| GIVEN REQUEST |
For each line in the data below that holds "Highway", return a copy.

::::::::::

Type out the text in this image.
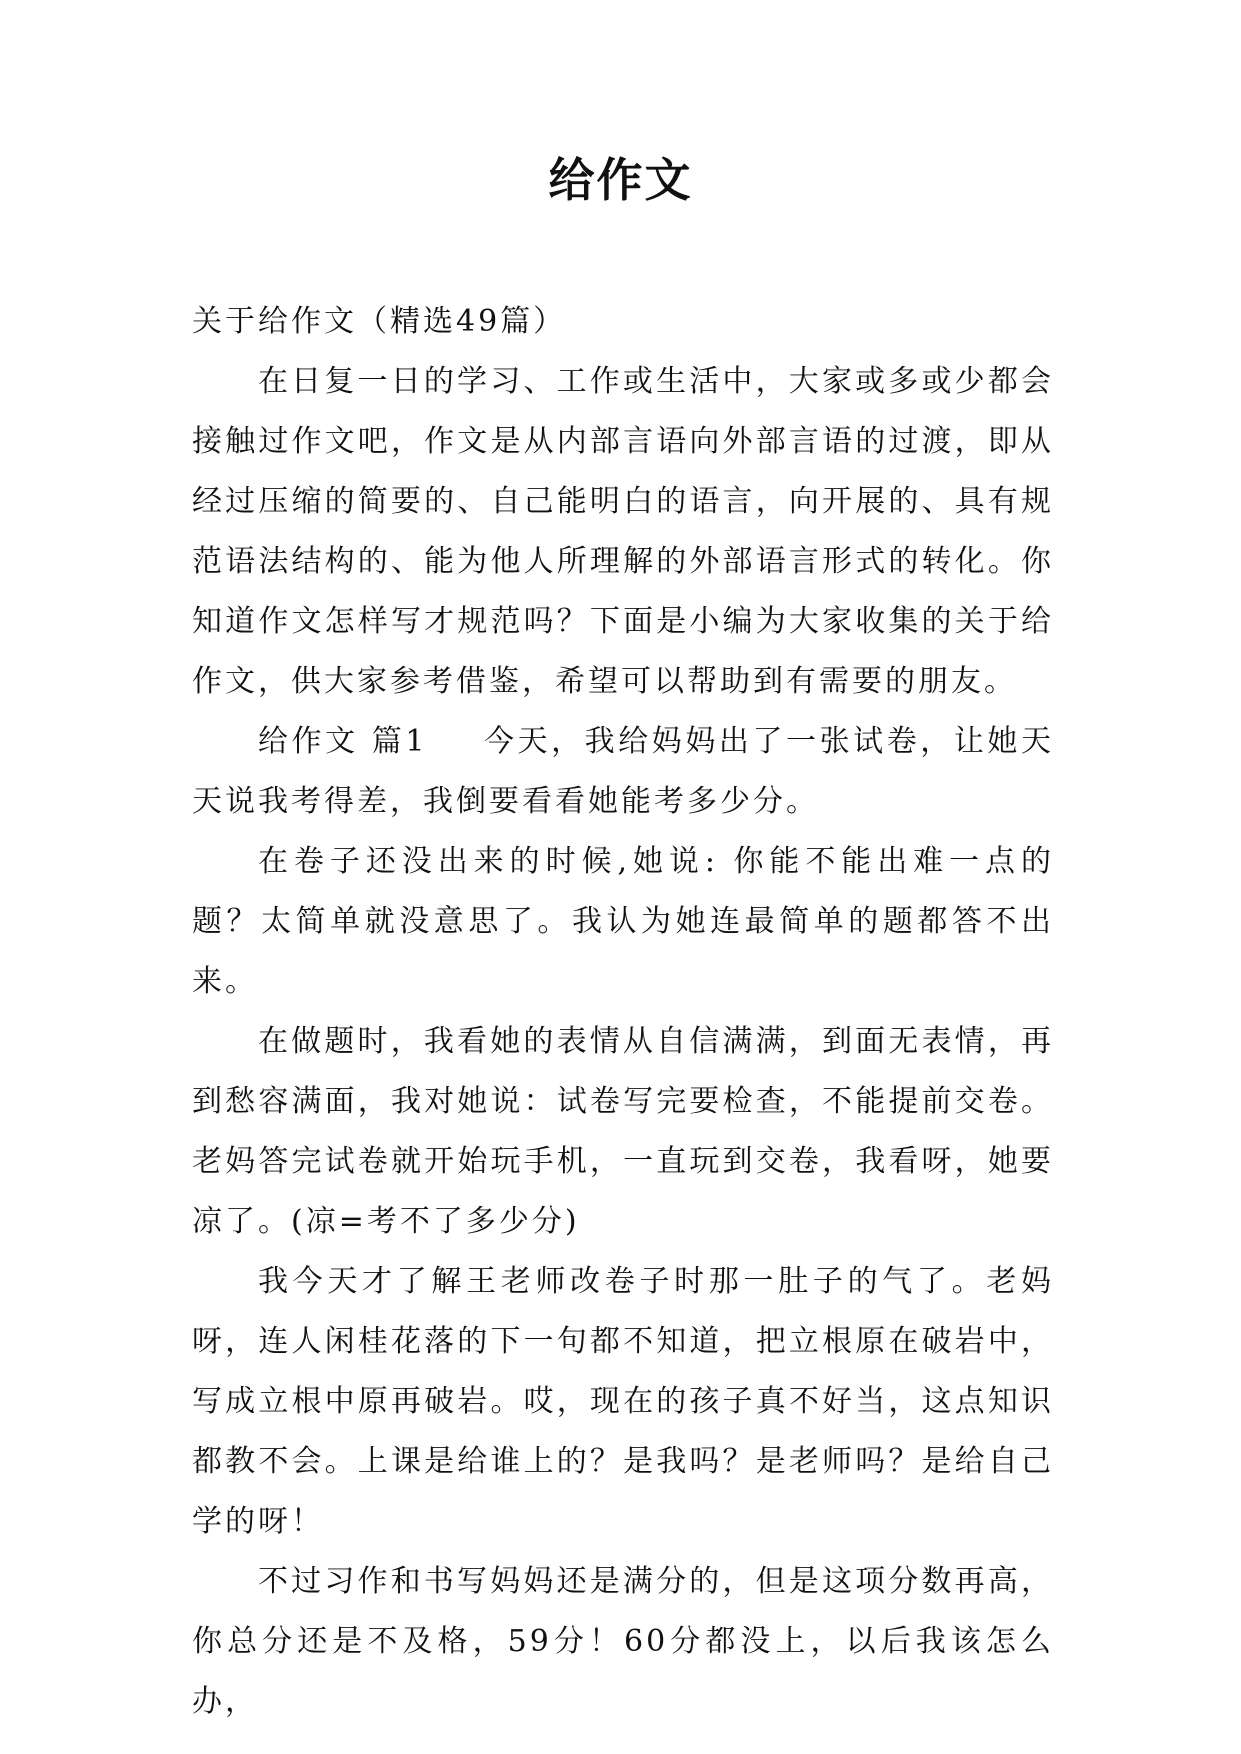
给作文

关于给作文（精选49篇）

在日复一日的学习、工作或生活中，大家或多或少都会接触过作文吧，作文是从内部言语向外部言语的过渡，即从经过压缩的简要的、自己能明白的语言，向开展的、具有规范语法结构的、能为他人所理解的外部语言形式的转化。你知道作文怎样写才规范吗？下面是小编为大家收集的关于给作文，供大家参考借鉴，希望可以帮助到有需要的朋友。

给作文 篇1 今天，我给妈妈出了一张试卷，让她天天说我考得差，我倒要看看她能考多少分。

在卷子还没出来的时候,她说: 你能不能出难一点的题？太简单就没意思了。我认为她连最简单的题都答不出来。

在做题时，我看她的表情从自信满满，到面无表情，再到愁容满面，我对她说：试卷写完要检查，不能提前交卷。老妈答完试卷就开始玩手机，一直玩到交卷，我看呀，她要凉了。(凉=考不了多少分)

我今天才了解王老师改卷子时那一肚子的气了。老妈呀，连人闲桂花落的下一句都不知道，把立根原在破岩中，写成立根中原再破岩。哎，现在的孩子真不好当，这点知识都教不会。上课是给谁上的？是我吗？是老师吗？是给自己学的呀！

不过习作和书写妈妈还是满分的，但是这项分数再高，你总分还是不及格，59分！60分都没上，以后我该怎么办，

::::::::::

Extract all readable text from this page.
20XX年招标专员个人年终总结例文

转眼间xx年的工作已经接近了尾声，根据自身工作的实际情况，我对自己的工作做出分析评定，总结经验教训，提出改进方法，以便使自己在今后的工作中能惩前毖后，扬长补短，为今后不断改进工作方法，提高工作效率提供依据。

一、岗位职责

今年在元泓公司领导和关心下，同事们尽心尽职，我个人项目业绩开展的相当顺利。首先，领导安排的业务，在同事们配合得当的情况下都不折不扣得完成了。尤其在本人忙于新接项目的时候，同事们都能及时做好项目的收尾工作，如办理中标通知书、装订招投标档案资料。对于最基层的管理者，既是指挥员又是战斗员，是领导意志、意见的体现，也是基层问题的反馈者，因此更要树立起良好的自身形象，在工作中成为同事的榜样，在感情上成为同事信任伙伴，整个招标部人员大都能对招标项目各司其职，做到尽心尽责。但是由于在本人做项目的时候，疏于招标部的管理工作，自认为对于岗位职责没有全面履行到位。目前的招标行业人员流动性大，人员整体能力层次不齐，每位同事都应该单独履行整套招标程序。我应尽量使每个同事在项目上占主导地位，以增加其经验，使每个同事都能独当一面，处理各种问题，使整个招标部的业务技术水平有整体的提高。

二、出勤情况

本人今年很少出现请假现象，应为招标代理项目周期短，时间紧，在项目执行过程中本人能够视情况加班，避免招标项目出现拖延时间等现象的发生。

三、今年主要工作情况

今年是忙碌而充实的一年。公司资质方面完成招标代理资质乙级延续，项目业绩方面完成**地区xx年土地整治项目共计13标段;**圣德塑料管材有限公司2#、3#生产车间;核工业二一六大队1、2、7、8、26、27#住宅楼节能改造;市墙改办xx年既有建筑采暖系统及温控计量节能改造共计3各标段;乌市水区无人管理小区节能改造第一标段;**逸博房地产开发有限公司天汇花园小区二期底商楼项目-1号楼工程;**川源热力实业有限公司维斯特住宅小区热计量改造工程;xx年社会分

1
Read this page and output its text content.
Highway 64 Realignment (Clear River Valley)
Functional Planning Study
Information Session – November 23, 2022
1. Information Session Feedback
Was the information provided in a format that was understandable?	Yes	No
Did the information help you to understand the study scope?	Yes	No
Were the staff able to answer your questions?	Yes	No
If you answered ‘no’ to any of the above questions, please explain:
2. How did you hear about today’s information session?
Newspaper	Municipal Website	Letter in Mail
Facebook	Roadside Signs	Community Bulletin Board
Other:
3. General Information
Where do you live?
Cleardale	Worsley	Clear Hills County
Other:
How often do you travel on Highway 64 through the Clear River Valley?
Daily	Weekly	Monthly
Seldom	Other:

::::::::::

| EXERCISE OUTPUT |
Highway 64 Realignment (Clear River Valley)
How often do you travel on Highway 64 through the Clear River Valley?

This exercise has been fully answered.